[Record list]
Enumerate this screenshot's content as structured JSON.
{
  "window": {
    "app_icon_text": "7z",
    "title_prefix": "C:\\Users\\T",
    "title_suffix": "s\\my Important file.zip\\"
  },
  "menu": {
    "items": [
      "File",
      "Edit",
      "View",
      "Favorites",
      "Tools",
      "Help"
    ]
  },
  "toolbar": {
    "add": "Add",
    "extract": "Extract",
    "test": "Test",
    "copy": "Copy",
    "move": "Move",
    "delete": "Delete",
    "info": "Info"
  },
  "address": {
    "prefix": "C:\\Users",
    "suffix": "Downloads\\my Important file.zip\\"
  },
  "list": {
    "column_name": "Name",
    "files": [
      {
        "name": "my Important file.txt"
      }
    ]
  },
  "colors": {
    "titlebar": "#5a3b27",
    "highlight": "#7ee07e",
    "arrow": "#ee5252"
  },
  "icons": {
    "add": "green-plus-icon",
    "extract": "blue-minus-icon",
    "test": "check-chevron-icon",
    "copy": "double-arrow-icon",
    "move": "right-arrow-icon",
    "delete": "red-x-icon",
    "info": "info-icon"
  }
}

[Exercise brief] From the records above, extract every entry verbatim.

[The output]
Enumerate this screenshot's content as structured JSON.
{
  "window": {
    "app_icon_text": "7z",
    "title_prefix": "C:\\Users\\T",
    "title_suffix": "s\\my Important file.zip\\"
  },
  "menu": {
    "items": [
      "File",
      "Edit",
      "View",
      "Favorites",
      "Tools",
      "Help"
    ]
  },
  "toolbar": {
    "add": "Add",
    "extract": "Extract",
    "test": "Test",
    "copy": "Copy",
    "move": "Move",
    "delete": "Delete",
    "info": "Info"
  },
  "address": {
    "prefix": "C:\\Users",
    "suffix": "Downloads\\my Important file.zip\\"
  },
  "list": {
    "column_name": "Name",
    "files": [
      {
        "name": "my Important file.txt"
      }
    ]
  },
  "colors": {
    "titlebar": "#5a3b27",
    "highlight": "#7ee07e",
    "arrow": "#ee5252"
  },
  "icons": {
    "add": "green-plus-icon",
    "extract": "blue-minus-icon",
    "test": "check-chevron-icon",
    "copy": "double-arrow-icon",
    "move": "right-arrow-icon",
    "delete": "red-x-icon",
    "info": "info-icon"
  }
}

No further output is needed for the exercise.